→ Given information
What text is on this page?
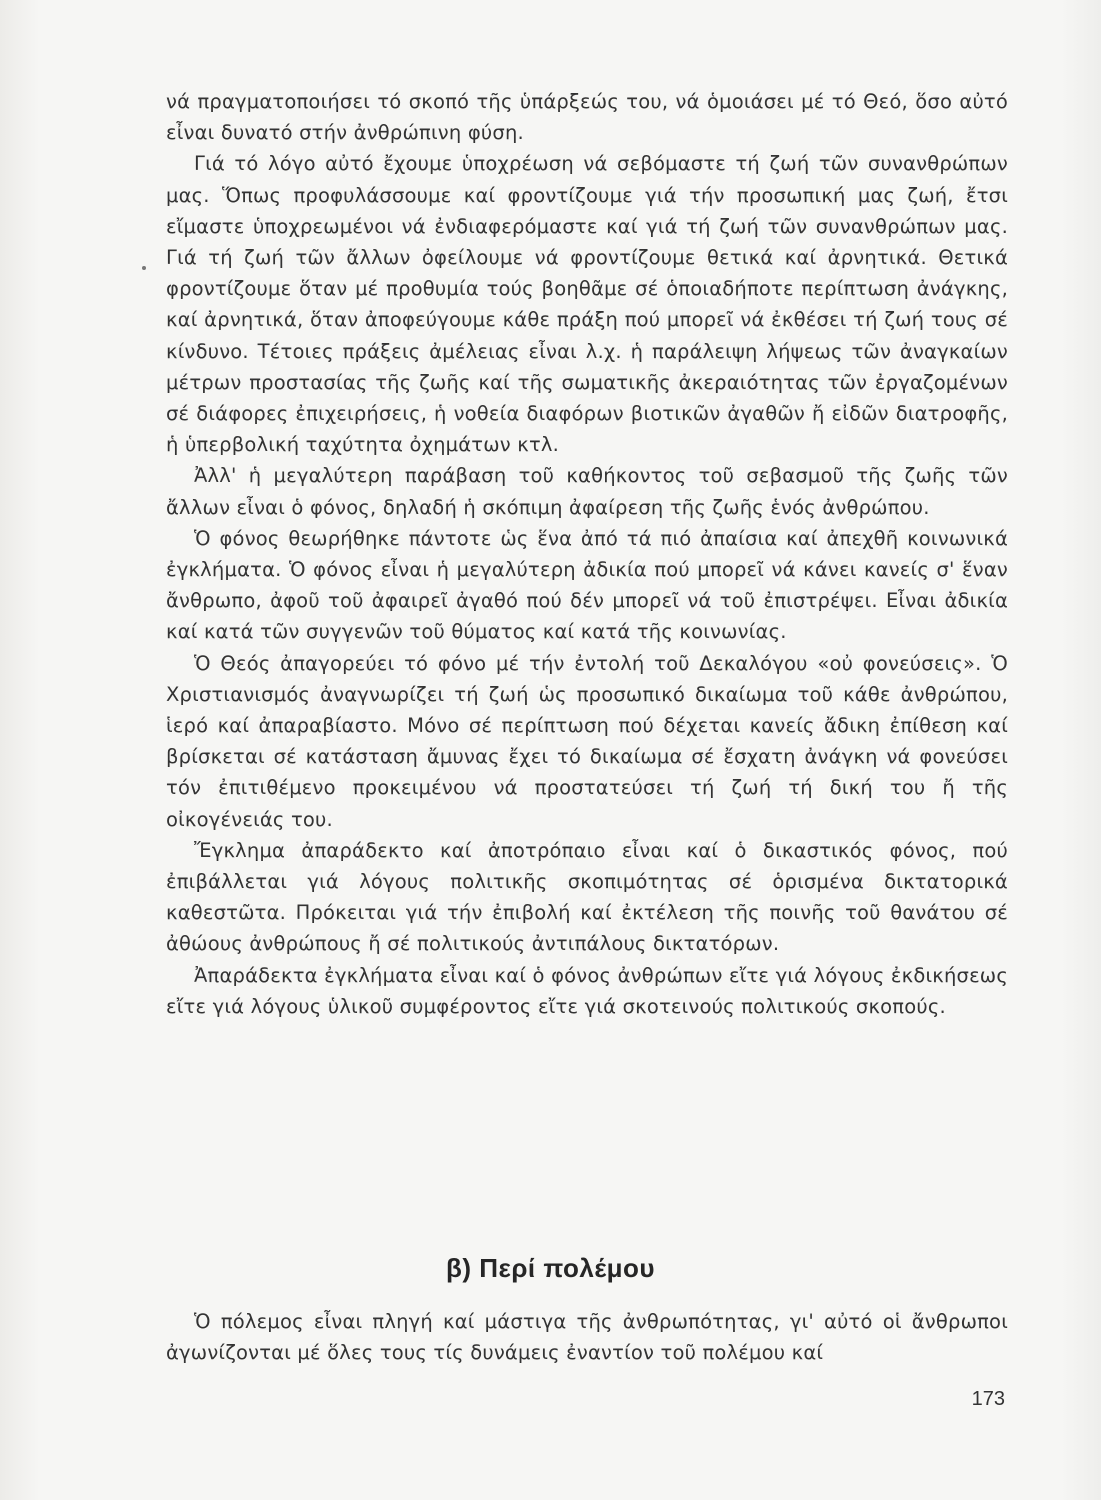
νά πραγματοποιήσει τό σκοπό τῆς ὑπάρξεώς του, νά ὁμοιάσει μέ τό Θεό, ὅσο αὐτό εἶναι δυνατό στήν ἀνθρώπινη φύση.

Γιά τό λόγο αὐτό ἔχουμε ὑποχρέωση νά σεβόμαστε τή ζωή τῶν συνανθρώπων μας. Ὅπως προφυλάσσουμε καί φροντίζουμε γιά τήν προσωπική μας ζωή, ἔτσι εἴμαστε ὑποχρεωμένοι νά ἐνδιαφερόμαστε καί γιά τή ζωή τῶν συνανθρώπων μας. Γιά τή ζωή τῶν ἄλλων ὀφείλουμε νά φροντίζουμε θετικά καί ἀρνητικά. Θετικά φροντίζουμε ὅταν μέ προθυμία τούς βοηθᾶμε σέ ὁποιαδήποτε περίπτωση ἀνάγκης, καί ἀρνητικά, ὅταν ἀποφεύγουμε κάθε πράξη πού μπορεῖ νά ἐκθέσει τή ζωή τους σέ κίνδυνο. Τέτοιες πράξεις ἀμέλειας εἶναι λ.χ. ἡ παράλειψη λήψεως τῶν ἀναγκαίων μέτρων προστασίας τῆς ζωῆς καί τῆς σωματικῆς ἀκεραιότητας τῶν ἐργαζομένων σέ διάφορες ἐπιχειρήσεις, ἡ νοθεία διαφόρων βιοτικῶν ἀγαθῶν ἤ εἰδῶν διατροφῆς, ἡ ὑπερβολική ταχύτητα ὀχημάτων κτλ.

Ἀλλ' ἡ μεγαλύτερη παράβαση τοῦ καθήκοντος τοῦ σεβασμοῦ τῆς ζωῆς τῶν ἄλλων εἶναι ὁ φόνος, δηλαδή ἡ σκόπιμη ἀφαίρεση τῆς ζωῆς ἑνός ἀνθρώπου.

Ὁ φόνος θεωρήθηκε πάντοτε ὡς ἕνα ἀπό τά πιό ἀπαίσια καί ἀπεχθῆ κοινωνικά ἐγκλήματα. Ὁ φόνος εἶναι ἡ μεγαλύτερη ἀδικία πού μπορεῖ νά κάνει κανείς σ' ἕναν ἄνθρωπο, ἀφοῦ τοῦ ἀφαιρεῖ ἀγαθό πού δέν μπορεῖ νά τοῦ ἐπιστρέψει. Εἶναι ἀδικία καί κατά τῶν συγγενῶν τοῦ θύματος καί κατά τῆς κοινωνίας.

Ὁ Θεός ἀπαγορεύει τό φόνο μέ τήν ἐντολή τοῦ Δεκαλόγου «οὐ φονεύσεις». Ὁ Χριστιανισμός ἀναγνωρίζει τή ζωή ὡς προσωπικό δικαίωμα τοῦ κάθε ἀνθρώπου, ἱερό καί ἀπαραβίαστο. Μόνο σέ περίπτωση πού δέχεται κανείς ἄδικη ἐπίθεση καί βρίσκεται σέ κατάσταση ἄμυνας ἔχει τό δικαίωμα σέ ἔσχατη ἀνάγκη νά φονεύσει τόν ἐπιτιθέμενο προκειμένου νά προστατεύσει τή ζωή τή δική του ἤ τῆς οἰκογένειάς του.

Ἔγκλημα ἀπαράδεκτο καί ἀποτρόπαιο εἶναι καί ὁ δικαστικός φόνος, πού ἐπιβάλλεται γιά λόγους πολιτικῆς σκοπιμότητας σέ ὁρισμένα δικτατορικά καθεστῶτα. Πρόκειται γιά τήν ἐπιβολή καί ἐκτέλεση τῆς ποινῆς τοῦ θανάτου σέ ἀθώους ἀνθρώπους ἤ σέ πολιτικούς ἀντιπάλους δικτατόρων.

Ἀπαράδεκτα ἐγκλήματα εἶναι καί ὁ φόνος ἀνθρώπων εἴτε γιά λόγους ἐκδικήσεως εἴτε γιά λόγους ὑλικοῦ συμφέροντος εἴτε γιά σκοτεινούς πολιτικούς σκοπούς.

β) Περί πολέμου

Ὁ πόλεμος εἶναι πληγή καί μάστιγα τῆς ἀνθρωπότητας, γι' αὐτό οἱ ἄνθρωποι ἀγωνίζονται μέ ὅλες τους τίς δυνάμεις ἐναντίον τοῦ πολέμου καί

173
--
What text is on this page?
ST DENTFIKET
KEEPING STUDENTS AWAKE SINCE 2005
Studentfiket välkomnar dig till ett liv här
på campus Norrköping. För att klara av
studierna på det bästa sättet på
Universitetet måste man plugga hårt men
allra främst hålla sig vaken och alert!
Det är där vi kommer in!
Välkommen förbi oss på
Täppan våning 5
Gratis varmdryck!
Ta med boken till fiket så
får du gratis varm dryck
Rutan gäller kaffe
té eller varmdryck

→ Problem requirements
In the entries above, count each line holding "περίπτωση" and report the total and nothing more.

→ Output for this exercise
2